GIVEN PROBLEM: Please output every line of the material as it stands, without the pictures.

EXTRACTED ENTRIES:
+ + + + +

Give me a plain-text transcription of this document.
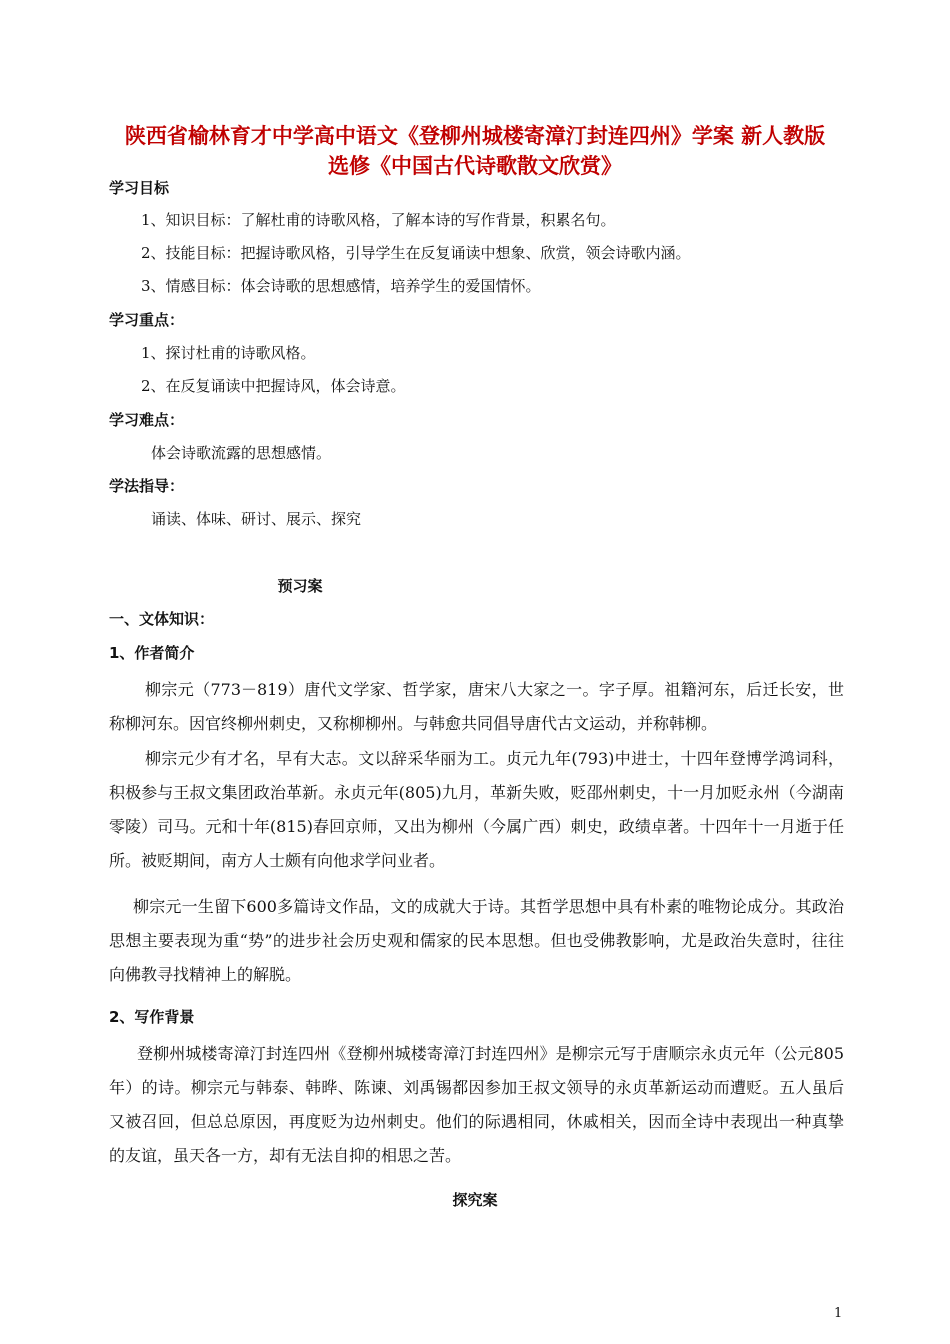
陕西省榆林育才中学高中语文《登柳州城楼寄漳汀封连四州》学案 新人教版
选修《中国古代诗歌散文欣赏》
学习目标
1、知识目标：了解杜甫的诗歌风格，了解本诗的写作背景，积累名句。
2、技能目标：把握诗歌风格，引导学生在反复诵读中想象、欣赏，领会诗歌内涵。
3、情感目标：体会诗歌的思想感情，培养学生的爱国情怀。
学习重点：
1、探讨杜甫的诗歌风格。
2、在反复诵读中把握诗风，体会诗意。
学习难点：
体会诗歌流露的思想感情。
学法指导：
诵读、体味、研讨、展示、探究
预习案
一、文体知识：
1、作者简介
柳宗元（773－819）唐代文学家、哲学家，唐宋八大家之一。字子厚。祖籍河东，后迁长安，世称柳河东。因官终柳州刺史，又称柳柳州。与韩愈共同倡导唐代古文运动，并称韩柳。
柳宗元少有才名，早有大志。文以辞采华丽为工。贞元九年(793)中进士，十四年登博学鸿词科，积极参与王叔文集团政治革新。永贞元年(805)九月，革新失败，贬邵州刺史，十一月加贬永州（今湖南零陵）司马。元和十年(815)春回京师，又出为柳州（今属广西）刺史，政绩卓著。十四年十一月逝于任所。被贬期间，南方人士颇有向他求学问业者。
柳宗元一生留下600多篇诗文作品，文的成就大于诗。其哲学思想中具有朴素的唯物论成分。其政治思想主要表现为重“势”的进步社会历史观和儒家的民本思想。但也受佛教影响，尤是政治失意时，往往向佛教寻找精神上的解脱。
2、写作背景
登柳州城楼寄漳汀封连四州《登柳州城楼寄漳汀封连四州》是柳宗元写于唐顺宗永贞元年（公元805年）的诗。柳宗元与韩泰、韩晔、陈谏、刘禹锡都因参加王叔文领导的永贞革新运动而遭贬。五人虽后又被召回，但总总原因，再度贬为边州刺史。他们的际遇相同，休戚相关，因而全诗中表现出一种真挚的友谊，虽天各一方，却有无法自抑的相思之苦。
探究案
1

+ + + + +

TASK SOLUTION:
Give me a plain-text transcription of this document.
陕西省榆林育才中学高中语文《登柳州城楼寄漳汀封连四州》学案 新人教版
选修《中国古代诗歌散文欣赏》
学习目标
1、知识目标：了解杜甫的诗歌风格，了解本诗的写作背景，积累名句。
2、技能目标：把握诗歌风格，引导学生在反复诵读中想象、欣赏，领会诗歌内涵。
3、情感目标：体会诗歌的思想感情，培养学生的爱国情怀。
学习重点：
1、探讨杜甫的诗歌风格。
2、在反复诵读中把握诗风，体会诗意。
学习难点：
体会诗歌流露的思想感情。
学法指导：
诵读、体味、研讨、展示、探究
预习案
一、文体知识：
1、作者简介
柳宗元（773－819）唐代文学家、哲学家，唐宋八大家之一。字子厚。祖籍河东，后迁长安，世称柳河东。因官终柳州刺史，又称柳柳州。与韩愈共同倡导唐代古文运动，并称韩柳。
柳宗元少有才名，早有大志。文以辞采华丽为工。贞元九年(793)中进士，十四年登博学鸿词科，积极参与王叔文集团政治革新。永贞元年(805)九月，革新失败，贬邵州刺史，十一月加贬永州（今湖南零陵）司马。元和十年(815)春回京师，又出为柳州（今属广西）刺史，政绩卓著。十四年十一月逝于任所。被贬期间，南方人士颇有向他求学问业者。
柳宗元一生留下600多篇诗文作品，文的成就大于诗。其哲学思想中具有朴素的唯物论成分。其政治思想主要表现为重“势”的进步社会历史观和儒家的民本思想。但也受佛教影响，尤是政治失意时，往往向佛教寻找精神上的解脱。
2、写作背景
登柳州城楼寄漳汀封连四州《登柳州城楼寄漳汀封连四州》是柳宗元写于唐顺宗永贞元年（公元805年）的诗。柳宗元与韩泰、韩晔、陈谏、刘禹锡都因参加王叔文领导的永贞革新运动而遭贬。五人虽后又被召回，但总总原因，再度贬为边州刺史。他们的际遇相同，休戚相关，因而全诗中表现出一种真挚的友谊，虽天各一方，却有无法自抑的相思之苦。
探究案
1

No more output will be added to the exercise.